::: EXCERPT :::
Setting Node Affinity in Workload Submissions

When submitting a workload, include the nodeAffinityRequired field in the API body. This field should describe the required node affinity rule, similar to Kubernetes’ nodeAffinity under requiredDuringSchedulingIgnoredDuringExecution.

See NVIDIA Run:ai API for more details.

Example:

curl -L 'https://<COMPANY-URL>/api/v1/workloads/workspaces' \ 
-H 'Authorization: Bearer <API-TOKEN>' \
-H 'Content-Type: application/json' \
-d '{
      "name": "workload-name", 
      "projectId": "<PROJECT-ID>", 
      "clusterId": "<CLUSTER-UUID>", 
      "spec": {
        "nodeAffinityRequired": {
          "nodeSelectorTerms": [
            {
              "matchExpressions": [
                {
                  "key": "run.ai/type",
                  "operator": "In",
                  "values": ["training", "inference"]
                }
              ]
            }
          ]
        }
      }
    }'

Viewing Node Affinity in Workloads

nodeAffinity is dynamically generated by combining user input with system-level scheduling requirements. The final, effective affinity expression is a result of several components:

  • User-defined affinity - The initial rules you provide for the workload

  • Platform features - System-generated rules for features such as node pools and Multi-Node NVLink (MNNVL)
::: EXTRACTED RECORDS :::
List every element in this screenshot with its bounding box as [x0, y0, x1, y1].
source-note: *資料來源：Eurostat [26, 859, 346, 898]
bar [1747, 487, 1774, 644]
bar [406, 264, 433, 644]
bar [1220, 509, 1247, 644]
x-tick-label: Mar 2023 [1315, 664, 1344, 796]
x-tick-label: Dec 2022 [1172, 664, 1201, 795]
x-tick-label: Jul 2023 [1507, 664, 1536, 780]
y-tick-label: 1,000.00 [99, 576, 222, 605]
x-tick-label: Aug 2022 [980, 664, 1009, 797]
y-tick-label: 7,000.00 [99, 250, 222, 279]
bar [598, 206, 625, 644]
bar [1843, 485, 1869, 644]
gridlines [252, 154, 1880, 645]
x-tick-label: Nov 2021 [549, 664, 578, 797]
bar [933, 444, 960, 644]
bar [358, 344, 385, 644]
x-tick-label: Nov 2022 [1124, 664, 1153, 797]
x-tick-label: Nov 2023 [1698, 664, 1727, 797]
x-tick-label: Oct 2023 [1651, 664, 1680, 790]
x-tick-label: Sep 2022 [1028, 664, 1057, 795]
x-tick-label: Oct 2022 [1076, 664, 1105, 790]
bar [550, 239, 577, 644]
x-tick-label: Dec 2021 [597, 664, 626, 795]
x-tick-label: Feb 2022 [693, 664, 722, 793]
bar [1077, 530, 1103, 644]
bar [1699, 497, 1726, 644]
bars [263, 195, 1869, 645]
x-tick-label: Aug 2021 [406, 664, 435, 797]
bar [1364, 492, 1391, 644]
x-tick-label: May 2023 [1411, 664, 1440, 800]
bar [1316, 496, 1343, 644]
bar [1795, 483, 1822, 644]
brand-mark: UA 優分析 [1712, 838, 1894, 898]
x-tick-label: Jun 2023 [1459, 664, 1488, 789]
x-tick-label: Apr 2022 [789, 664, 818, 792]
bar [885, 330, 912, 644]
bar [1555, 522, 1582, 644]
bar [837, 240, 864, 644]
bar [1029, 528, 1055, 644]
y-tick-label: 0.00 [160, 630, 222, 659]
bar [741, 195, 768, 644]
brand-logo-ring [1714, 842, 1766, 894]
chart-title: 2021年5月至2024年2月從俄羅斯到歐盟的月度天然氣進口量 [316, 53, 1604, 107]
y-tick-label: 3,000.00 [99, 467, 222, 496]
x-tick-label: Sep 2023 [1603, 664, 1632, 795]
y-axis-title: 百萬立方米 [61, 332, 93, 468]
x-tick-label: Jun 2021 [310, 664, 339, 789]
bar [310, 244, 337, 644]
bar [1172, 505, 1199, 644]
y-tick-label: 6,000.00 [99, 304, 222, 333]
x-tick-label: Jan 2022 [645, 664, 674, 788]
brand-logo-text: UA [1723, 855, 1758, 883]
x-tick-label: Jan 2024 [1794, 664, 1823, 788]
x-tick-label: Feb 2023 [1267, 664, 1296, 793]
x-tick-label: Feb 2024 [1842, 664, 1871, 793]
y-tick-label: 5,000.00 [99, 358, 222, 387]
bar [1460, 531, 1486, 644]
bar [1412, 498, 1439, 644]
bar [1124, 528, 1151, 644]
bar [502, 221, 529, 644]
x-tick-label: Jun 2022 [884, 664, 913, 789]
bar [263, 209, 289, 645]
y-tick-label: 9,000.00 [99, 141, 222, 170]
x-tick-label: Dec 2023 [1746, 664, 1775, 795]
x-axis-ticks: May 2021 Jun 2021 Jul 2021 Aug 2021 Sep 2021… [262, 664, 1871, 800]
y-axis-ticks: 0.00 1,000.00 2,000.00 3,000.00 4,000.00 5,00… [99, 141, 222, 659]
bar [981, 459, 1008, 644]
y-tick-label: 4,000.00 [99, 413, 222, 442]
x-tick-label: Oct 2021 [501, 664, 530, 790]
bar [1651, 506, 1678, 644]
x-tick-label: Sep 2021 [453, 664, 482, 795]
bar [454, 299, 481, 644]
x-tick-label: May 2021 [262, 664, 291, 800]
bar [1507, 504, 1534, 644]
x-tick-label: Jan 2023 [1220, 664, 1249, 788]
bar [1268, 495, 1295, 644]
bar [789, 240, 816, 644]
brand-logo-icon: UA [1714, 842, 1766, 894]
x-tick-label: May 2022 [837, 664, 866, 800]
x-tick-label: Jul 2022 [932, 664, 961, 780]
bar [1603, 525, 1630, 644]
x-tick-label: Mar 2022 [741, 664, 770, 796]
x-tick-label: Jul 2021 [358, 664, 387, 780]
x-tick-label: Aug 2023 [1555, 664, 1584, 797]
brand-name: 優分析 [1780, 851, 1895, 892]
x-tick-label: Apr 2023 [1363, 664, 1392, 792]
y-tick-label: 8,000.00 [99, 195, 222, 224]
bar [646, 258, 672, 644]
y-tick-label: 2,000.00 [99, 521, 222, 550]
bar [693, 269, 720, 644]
:::
WHAT TO DO:
1. According to the text on node affinity in workload submissions, which field must be included in the API body when a workload is submitted?
2. For each statement below, say whether it agrees with the text on node affinity in workload submissions. Answer yes or no and quote the deciding words of the text.
(a) The example request uses the operator "In".
(b) The nodeAffinityRequired field is described as similar to Kubernetes' nodeAffinity under preferredDuringSchedulingIgnoredDuringExecution.
(c) Platform features generate rules for node pools.
3. Carry on the text on node affinity in workload submissions, starting after its last line.

ANSWER SET:
1. The nodeAffinityRequired field.

2.
(a) Yes: "operator": "In"
(b) No: "similar to Kubernetes’ nodeAffinity under requiredDuringSchedulingIgnoredDuringExecution"
(c) Yes: "System-generated rules for features such as node pools and Multi-Node NVLink (MNNVL)"

3.
  • Scheduling policies - Additional constraints applied by the NVIDIA Run:ai Scheduler

As a result, the affinity expression returned by the GET workloads/{workloadId}/pods endpoint reflects this final merged configuration, not only your original input.

Example:

A user submits a workload excluding nodes runai-cluster-system-0-0 and runai-cluster-system-0-1:

"nodeAffinityRequired": {
        "nodeSelectorTerms": [
          {
            "matchExpressions": [
              {
                "key": "kubernetes.io/hostname",
                "operator": "NotIn",
                "values": [
                    "runai-cluster-system-0-0",
                    "runai-cluster-system-0-1"
                ]
              }
            ]
          }
       ]
     }

The project also has quotas on two node pools: pool-a and pool-b. The merged affinity expression returned by the API reflects both the user-defined rules and the system-enforced node pool constraints:

{
  "pods": [
    {
      .
      .
      .
      "requestedNodePools": [
          "pool-b",
          "pool-a"
      ],
      "nodeAffinity": {
        "required": {
          "nodeSelectorTerms": [
            {
              "matchExpressions": [
                {
                  "key": "kubernetes.io/hostname",
                  "operator": "NotIn",
                  "values": [
                    "runai-cluster-system-0-0",
                    "runai-cluster-system-0-1"
                  ]
                },
                {
                  "key": "node-pool-label",
                  "operator": "In",
                  "values": [
                    "b"
                  ]
                }
              ]
            },
            {
              "matchExpressions": [
                {
                  "key": "kubernetes.io/hostname",
                  "operator": "NotIn",
                  "values": [
                    "runai-cluster-system-0-0",
                    "runai-cluster-system-0-1"
                  ]
                },
                {
                  "key": "node-pool-label",
                  "operator": "In",
                  "values": [
                    "a" 
                  ]
                }
              ]
            }
          ]
        }
      },
      .
      .
      .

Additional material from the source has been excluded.